Exercise -> Copy each line in the data that includes the word "nazionale".

Provided material ->
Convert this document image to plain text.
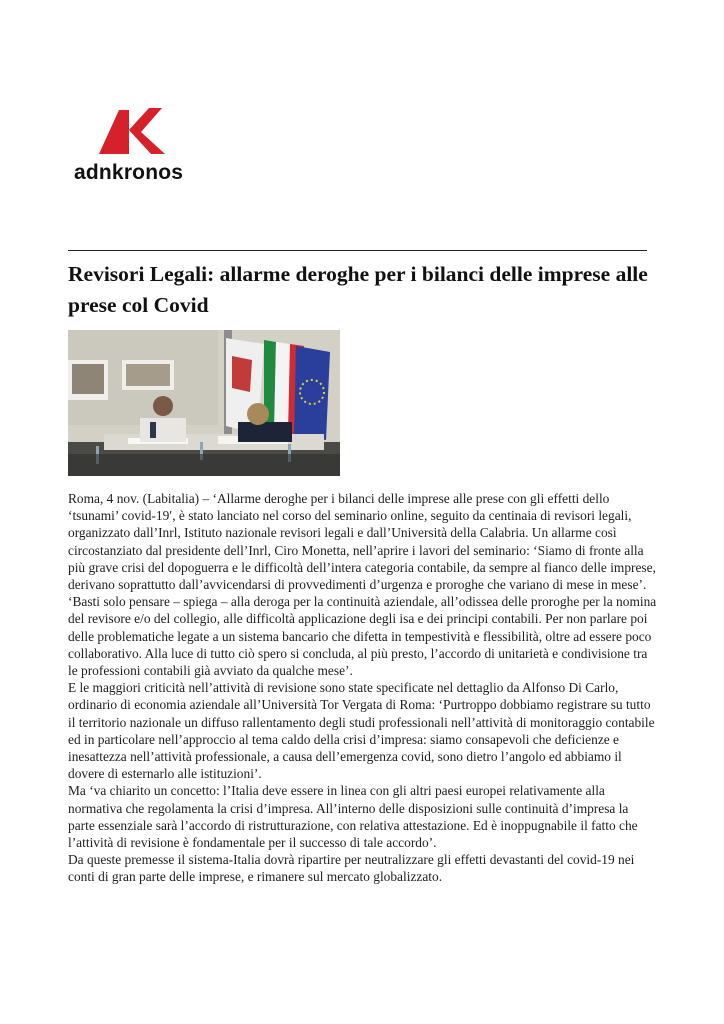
adnkronos
Revisori Legali: allarme deroghe per i bilanci delle imprese alle prese col Covid

Roma, 4 nov. (Labitalia) – ‘Allarme deroghe per i bilanci delle imprese alle prese con gli effetti dello ‘tsunami’ covid-19′, è stato lanciato nel corso del seminario online, seguito da centinaia di revisori legali, organizzato dall’Inrl, Istituto nazionale revisori legali e dall’Università della Calabria. Un allarme così circostanziato dal presidente dell’Inrl, Ciro Monetta, nell’aprire i lavori del seminario: ‘Siamo di fronte alla più grave crisi del dopoguerra e le difficoltà dell’intera categoria contabile, da sempre al fianco delle imprese, derivano soprattutto dall’avvicendarsi di provvedimenti d’urgenza e proroghe che variano di mese in mese’.

‘Basti solo pensare – spiega – alla deroga per la continuità aziendale, all’odissea delle proroghe per la nomina del revisore e/o del collegio, alle difficoltà applicazione degli isa e dei principi contabili. Per non parlare poi delle problematiche legate a un sistema bancario che difetta in tempestività e flessibilità, oltre ad essere poco collaborativo. Alla luce di tutto ciò spero si concluda, al più presto, l’accordo di unitarietà e condivisione tra le professioni contabili già avviato da qualche mese’.

E le maggiori criticità nell’attività di revisione sono state specificate nel dettaglio da Alfonso Di Carlo, ordinario di economia aziendale all’Università Tor Vergata di Roma: ‘Purtroppo dobbiamo registrare su tutto il territorio nazionale un diffuso rallentamento degli studi professionali nell’attività di monitoraggio contabile ed in particolare nell’approccio al tema caldo della crisi d’impresa: siamo consapevoli che deficienze e inesattezza nell’attività professionale, a causa dell’emergenza covid, sono dietro l’angolo ed abbiamo il dovere di esternarlo alle istituzioni’.

Ma ‘va chiarito un concetto: l’Italia deve essere in linea con gli altri paesi europei relativamente alla normativa che regolamenta la crisi d’impresa. All’interno delle disposizioni sulle continuità d’impresa la parte essenziale sarà l’accordo di ristrutturazione, con relativa attestazione. Ed è inoppugnabile il fatto che l’attività di revisione è fondamentale per il successo di tale accordo’.

Da queste premesse il sistema-Italia dovrà ripartire per neutralizzare gli effetti devastanti del covid-19 nei conti di gran parte delle imprese, e rimanere sul mercato globalizzato.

Solution to the exercise ->
Roma, 4 nov. (Labitalia) – ‘Allarme deroghe per i bilanci delle imprese alle prese con gli effetti dello ‘tsunami’ covid-19′, è stato lanciato nel corso del seminario online, seguito da centinaia di revisori legali, organizzato dall’Inrl, Istituto nazionale revisori legali e dall’Università della Calabria. Un allarme così circostanziato dal presidente dell’Inrl, Ciro Monetta, nell’aprire i lavori del seminario: ‘Siamo di fronte alla più grave crisi del dopoguerra e le difficoltà dell’intera categoria contabile, da sempre al fianco delle imprese, derivano soprattutto dall’avvicendarsi di provvedimenti d’urgenza e proroghe che variano di mese in mese’.
E le maggiori criticità nell’attività di revisione sono state specificate nel dettaglio da Alfonso Di Carlo, ordinario di economia aziendale all’Università Tor Vergata di Roma: ‘Purtroppo dobbiamo registrare su tutto il territorio nazionale un diffuso rallentamento degli studi professionali nell’attività di monitoraggio contabile ed in particolare nell’approccio al tema caldo della crisi d’impresa: siamo consapevoli che deficienze e inesattezza nell’attività professionale, a causa dell’emergenza covid, sono dietro l’angolo ed abbiamo il dovere di esternarlo alle istituzioni’.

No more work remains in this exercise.